Check each line of the listing below for the string "unfolded", and copy the ones that have it.

##############################

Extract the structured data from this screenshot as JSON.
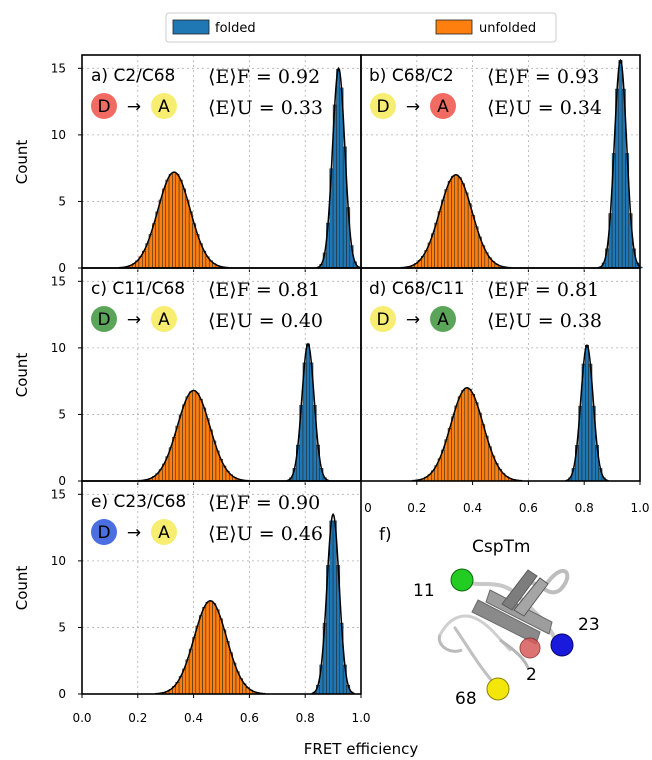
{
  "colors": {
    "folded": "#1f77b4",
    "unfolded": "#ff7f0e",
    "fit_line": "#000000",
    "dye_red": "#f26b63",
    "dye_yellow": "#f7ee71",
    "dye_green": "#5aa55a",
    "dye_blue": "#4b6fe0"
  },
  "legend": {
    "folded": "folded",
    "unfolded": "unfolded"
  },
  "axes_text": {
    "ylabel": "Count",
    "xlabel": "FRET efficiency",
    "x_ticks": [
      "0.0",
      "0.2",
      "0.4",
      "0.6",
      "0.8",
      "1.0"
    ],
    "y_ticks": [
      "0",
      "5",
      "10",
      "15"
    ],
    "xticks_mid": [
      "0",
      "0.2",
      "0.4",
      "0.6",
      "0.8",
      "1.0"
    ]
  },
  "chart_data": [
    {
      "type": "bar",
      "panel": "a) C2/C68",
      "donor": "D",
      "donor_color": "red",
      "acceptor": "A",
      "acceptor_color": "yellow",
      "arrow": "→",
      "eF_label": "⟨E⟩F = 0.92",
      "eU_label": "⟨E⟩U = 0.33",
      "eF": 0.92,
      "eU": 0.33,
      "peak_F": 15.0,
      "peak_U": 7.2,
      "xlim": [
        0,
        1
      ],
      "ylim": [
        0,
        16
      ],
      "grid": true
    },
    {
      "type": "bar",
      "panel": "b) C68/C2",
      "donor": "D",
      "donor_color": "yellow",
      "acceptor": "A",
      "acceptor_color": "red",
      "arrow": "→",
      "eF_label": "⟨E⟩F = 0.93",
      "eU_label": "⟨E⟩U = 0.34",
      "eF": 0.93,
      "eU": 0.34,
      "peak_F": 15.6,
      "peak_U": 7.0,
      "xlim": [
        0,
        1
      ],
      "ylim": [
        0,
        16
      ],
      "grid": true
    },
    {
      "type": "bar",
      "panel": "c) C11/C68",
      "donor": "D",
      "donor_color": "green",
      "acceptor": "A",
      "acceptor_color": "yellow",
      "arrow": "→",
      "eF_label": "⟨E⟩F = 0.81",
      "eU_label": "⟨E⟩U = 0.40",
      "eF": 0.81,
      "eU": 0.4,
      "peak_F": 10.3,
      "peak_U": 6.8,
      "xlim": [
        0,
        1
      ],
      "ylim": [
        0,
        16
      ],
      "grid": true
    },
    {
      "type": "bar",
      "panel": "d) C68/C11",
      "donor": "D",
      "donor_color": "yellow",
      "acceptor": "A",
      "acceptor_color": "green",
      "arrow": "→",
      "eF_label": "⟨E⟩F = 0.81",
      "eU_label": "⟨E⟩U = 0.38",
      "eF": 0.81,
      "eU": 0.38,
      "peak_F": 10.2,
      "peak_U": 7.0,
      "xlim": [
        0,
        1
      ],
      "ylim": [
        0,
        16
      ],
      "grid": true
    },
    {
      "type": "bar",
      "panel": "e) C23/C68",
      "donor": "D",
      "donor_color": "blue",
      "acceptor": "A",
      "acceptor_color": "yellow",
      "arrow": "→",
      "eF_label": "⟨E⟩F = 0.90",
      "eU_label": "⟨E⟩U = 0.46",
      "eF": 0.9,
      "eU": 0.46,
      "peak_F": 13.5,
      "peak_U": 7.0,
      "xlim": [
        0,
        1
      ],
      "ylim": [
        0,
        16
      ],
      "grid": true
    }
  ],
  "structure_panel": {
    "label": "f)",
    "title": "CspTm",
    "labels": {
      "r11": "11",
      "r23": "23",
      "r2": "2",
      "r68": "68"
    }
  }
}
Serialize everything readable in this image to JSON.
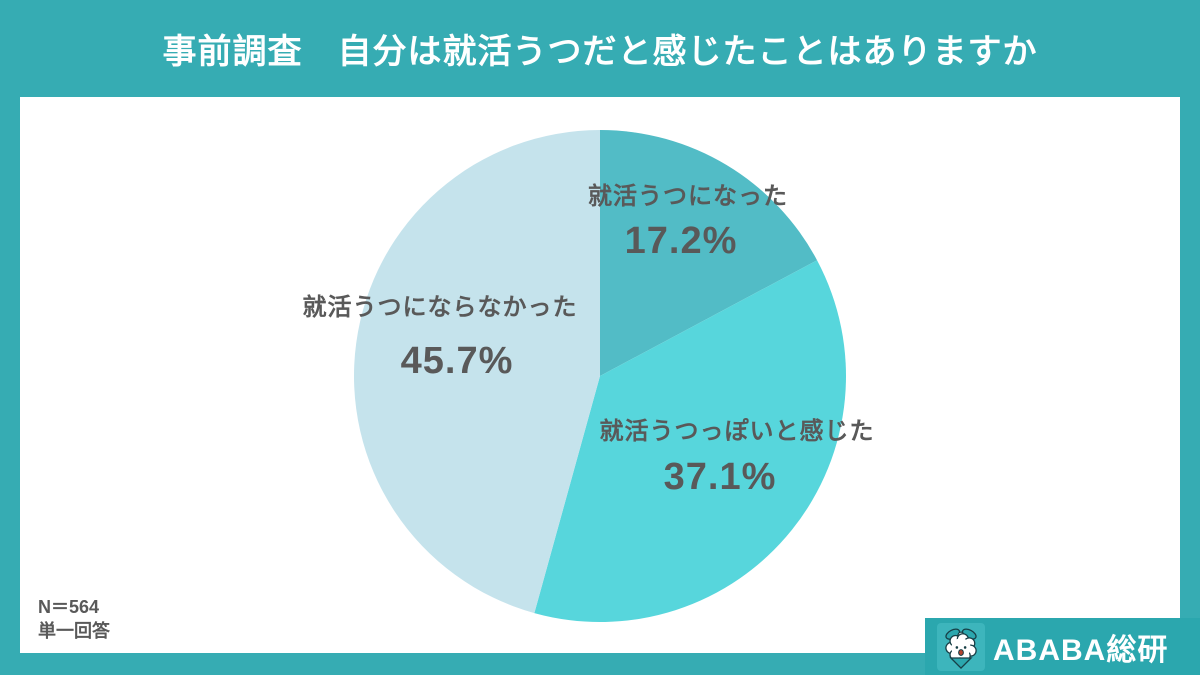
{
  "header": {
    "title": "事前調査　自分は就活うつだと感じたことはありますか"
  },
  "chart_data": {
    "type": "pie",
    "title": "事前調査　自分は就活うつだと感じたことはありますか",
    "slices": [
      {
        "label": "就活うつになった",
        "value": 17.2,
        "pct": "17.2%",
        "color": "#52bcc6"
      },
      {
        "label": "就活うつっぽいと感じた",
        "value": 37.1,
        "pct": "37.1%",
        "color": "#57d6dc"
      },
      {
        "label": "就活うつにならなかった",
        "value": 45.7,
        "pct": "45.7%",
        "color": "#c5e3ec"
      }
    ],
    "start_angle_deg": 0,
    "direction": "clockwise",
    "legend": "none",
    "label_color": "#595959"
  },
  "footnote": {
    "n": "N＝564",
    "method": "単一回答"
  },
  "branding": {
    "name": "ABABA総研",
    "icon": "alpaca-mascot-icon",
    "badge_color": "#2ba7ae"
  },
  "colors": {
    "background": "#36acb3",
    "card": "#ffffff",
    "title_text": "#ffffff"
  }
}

##############################

◆ The result
    "unfolded": "#ff7f0e",
    "unfolded": "unfolded"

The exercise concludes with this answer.